Stated task
Lines holding the string "Switzerland" are the ones to copy from this listing.

Data supplied
* * * * * * *
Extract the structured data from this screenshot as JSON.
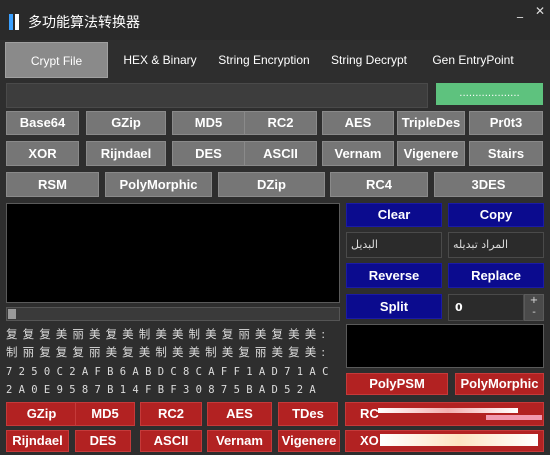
{
  "window": {
    "title": "多功能算法转换器",
    "minimize": "_",
    "close": "✕"
  },
  "tabs": [
    {
      "label": "Crypt File",
      "active": true
    },
    {
      "label": "HEX & Binary"
    },
    {
      "label": "String Encryption"
    },
    {
      "label": "String Decrypt"
    },
    {
      "label": "Gen EntryPoint"
    }
  ],
  "file": {
    "path_value": "",
    "browse_label": "..................."
  },
  "algo_rows": [
    [
      "Base64",
      "GZip",
      "MD5",
      "RC2",
      "AES",
      "TripleDes",
      "Pr0t3"
    ],
    [
      "XOR",
      "Rijndael",
      "DES",
      "ASCII",
      "Vernam",
      "Vigenere",
      "Stairs"
    ],
    [
      "RSM",
      "PolyMorphic",
      "DZip",
      "RC4",
      "3DES"
    ]
  ],
  "string_tools": {
    "clear": "Clear",
    "copy": "Copy",
    "field_left": "البديل",
    "field_right": "المراد تبديله",
    "reverse": "Reverse",
    "replace": "Replace",
    "split": "Split",
    "split_value": "0",
    "stepper_up": "+",
    "stepper_down": "-"
  },
  "char_rows": [
    [
      "复",
      "复",
      "复",
      "美",
      "丽",
      "美",
      "复",
      "美",
      "制",
      "美",
      "美",
      "制",
      "美",
      "复",
      "丽",
      "美",
      "复",
      "美",
      "美",
      ":"
    ],
    [
      "制",
      "丽",
      "复",
      "复",
      "复",
      "丽",
      "美",
      "复",
      "美",
      "制",
      "美",
      "美",
      "制",
      "美",
      "复",
      "丽",
      "美",
      "复",
      "美",
      ":"
    ]
  ],
  "hex_rows": [
    "7 2 5 0 C 2 A F B 6 A B D C 8 C A F F 1 A D 7 1 A C",
    "2 A 0 E 9 5 8 7 B 1 4 F B F 3 0 8 7 5 B A D 5 2 A"
  ],
  "poly": {
    "psm": "PolyPSM",
    "morphic": "PolyMorphic"
  },
  "bottom_rows": [
    [
      "GZip",
      "MD5",
      "RC2",
      "AES",
      "TDes",
      "RC"
    ],
    [
      "Rijndael",
      "DES",
      "ASCII",
      "Vernam",
      "Vigenere",
      "XO"
    ]
  ],
  "colors": {
    "green": "#5ec27e",
    "blue": "#0b0b8e",
    "red": "#b22222",
    "gray": "#767676",
    "accent": "#3aa0ff"
  }
}
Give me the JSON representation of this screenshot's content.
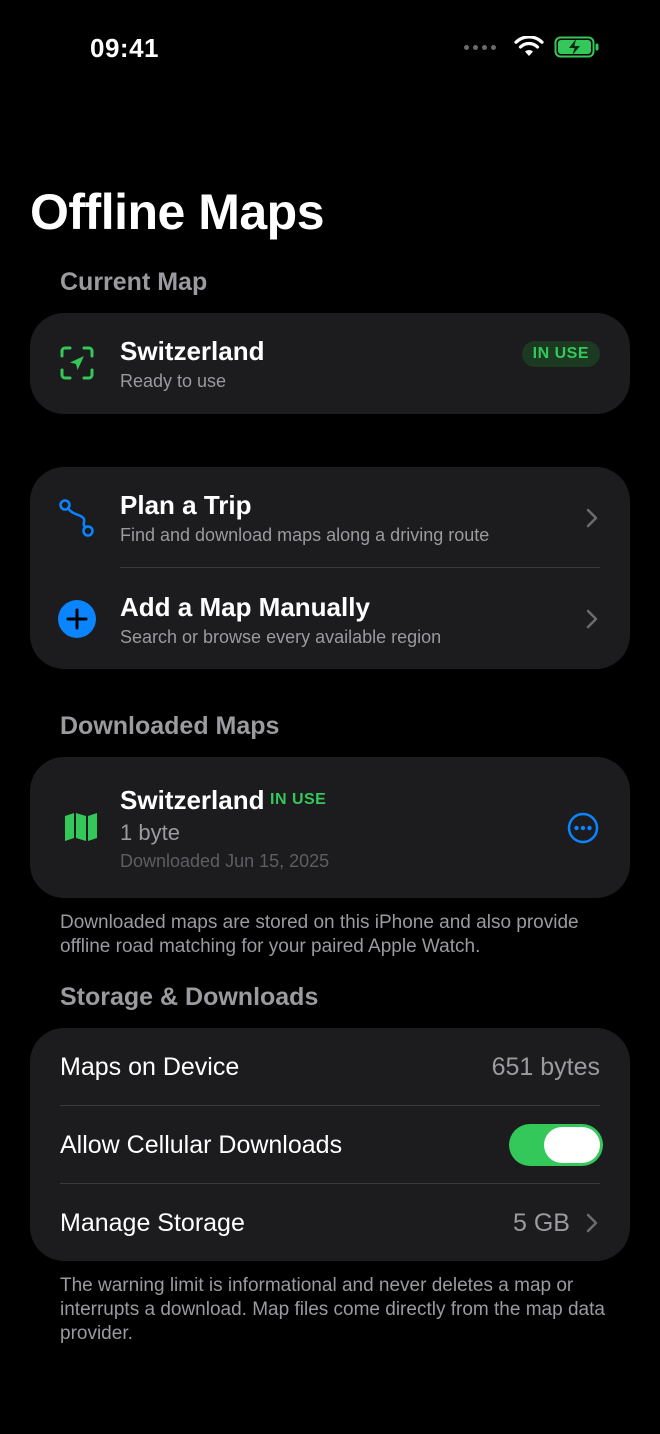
{
  "status_bar": {
    "time": "09:41"
  },
  "page_title": "Offline Maps",
  "current_map": {
    "header": "Current Map",
    "name": "Switzerland",
    "status": "Ready to use",
    "badge": "IN USE"
  },
  "actions": [
    {
      "title": "Plan a Trip",
      "subtitle": "Find and download maps along a driving route",
      "icon": "route-icon"
    },
    {
      "title": "Add a Map Manually",
      "subtitle": "Search or browse every available region",
      "icon": "plus-circle-icon"
    }
  ],
  "downloaded_maps": {
    "header": "Downloaded Maps",
    "items": [
      {
        "name": "Switzerland",
        "badge": "IN USE",
        "size": "1 byte",
        "date": "Downloaded Jun 15, 2025"
      }
    ],
    "footnote": "Downloaded maps are stored on this iPhone and also provide offline road matching for your paired Apple Watch."
  },
  "storage": {
    "header": "Storage & Downloads",
    "maps_on_device_label": "Maps on Device",
    "maps_on_device_value": "651 bytes",
    "cellular_label": "Allow Cellular Downloads",
    "cellular_enabled": true,
    "manage_label": "Manage Storage",
    "manage_value": "5 GB",
    "footnote": "The warning limit is informational and never deletes a map or interrupts a download. Map files come directly from the map data provider."
  },
  "colors": {
    "accent_green": "#34c759",
    "accent_blue": "#0a84ff",
    "card_bg": "#1c1c1e"
  }
}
* * * * * * *
Task solution
    "name": "Switzerland",
        "name": "Switzerland",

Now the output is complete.